Where the data below has the string "What", return the whole line.

· · · · · · ·

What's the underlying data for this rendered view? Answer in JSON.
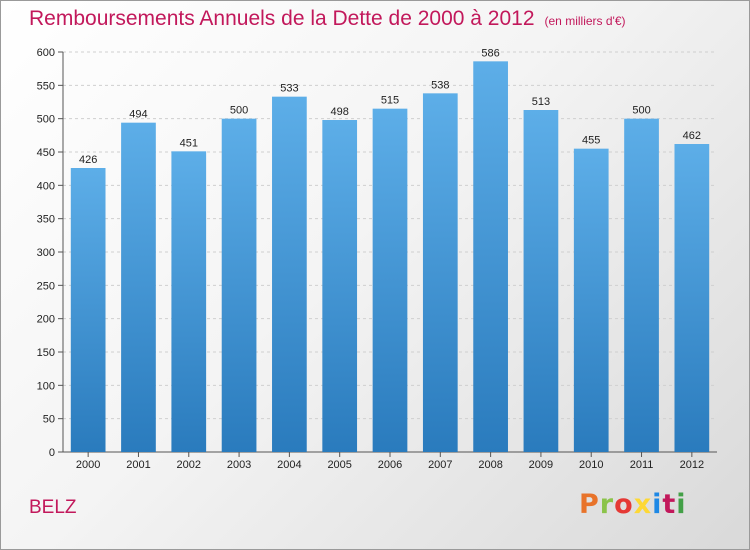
{
  "header": {
    "title": "Remboursements Annuels de la Dette de 2000 à 2012",
    "unit": "(en milliers d'€)"
  },
  "footer": {
    "commune": "BELZ",
    "logo_text": "Proxiti",
    "logo_colors": [
      "#e8732a",
      "#8bc34a",
      "#e53935",
      "#fdd835",
      "#1e88e5",
      "#c2185b",
      "#43a047"
    ]
  },
  "chart_data": {
    "type": "bar",
    "categories": [
      "2000",
      "2001",
      "2002",
      "2003",
      "2004",
      "2005",
      "2006",
      "2007",
      "2008",
      "2009",
      "2010",
      "2011",
      "2012"
    ],
    "values": [
      426,
      494,
      451,
      500,
      533,
      498,
      515,
      538,
      586,
      513,
      455,
      500,
      462
    ],
    "data_labels": [
      "426",
      "494",
      "451",
      "500",
      "533",
      "498",
      "515",
      "538",
      "586",
      "513",
      "455",
      "500",
      "462"
    ],
    "ylim": [
      0,
      600
    ],
    "yticks": [
      0,
      50,
      100,
      150,
      200,
      250,
      300,
      350,
      400,
      450,
      500,
      550,
      600
    ],
    "grid": true,
    "bar_color_top": "#5daee8",
    "bar_color_bottom": "#2a7bbd"
  }
}
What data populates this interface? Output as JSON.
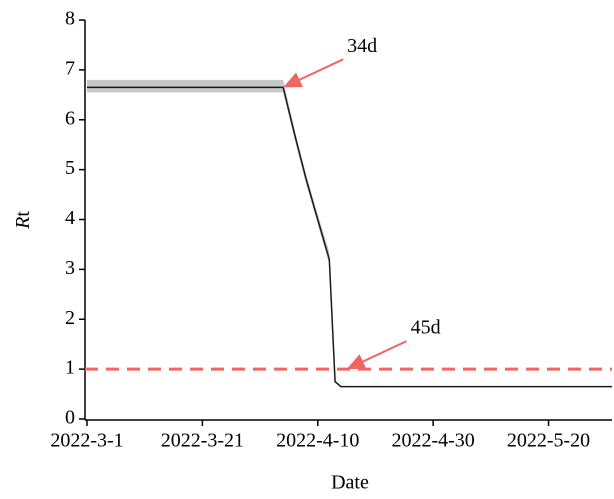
{
  "chart_data": {
    "type": "line",
    "ylabel": {
      "italic": "R",
      "plain": "t"
    },
    "xlabel": "Date",
    "x": [
      "2022-03-01",
      "2022-04-04",
      "2022-04-06",
      "2022-04-08",
      "2022-04-10",
      "2022-04-12",
      "2022-04-13",
      "2022-04-14",
      "2022-05-31"
    ],
    "values": [
      6.65,
      6.65,
      5.7,
      4.8,
      4.0,
      3.2,
      0.75,
      0.65,
      0.65
    ],
    "band_lower": [
      6.55,
      6.55,
      5.6,
      4.7,
      3.9,
      3.1,
      0.73,
      0.64,
      0.64
    ],
    "band_upper": [
      6.8,
      6.8,
      5.8,
      4.9,
      4.1,
      3.35,
      0.77,
      0.66,
      0.66
    ],
    "line_color": "#1a1a1a",
    "band_color": "#c8c8c8",
    "reference_line": {
      "value": 1,
      "color": "#f06464",
      "dashed": true
    },
    "annotations": [
      {
        "text": "34d",
        "x": "2022-04-04",
        "y": 6.65,
        "color": "#f06464"
      },
      {
        "text": "45d",
        "x": "2022-04-15",
        "y": 1,
        "color": "#f06464"
      }
    ],
    "xlim": [
      "2022-03-01",
      "2022-05-31"
    ],
    "xticks": [
      {
        "value": "2022-03-01",
        "label": "2022-3-1"
      },
      {
        "value": "2022-03-21",
        "label": "2022-3-21"
      },
      {
        "value": "2022-04-10",
        "label": "2022-4-10"
      },
      {
        "value": "2022-04-30",
        "label": "2022-4-30"
      },
      {
        "value": "2022-05-20",
        "label": "2022-5-20"
      }
    ],
    "ylim": [
      0,
      8
    ],
    "yticks": [
      0,
      1,
      2,
      3,
      4,
      5,
      6,
      7,
      8
    ]
  }
}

· · · · · · ·

» **SOLUTION TO THIS PROBLEM**
What's the underlying data for this rendered view? Answer in JSON.
What data populates this interface? Output as JSON.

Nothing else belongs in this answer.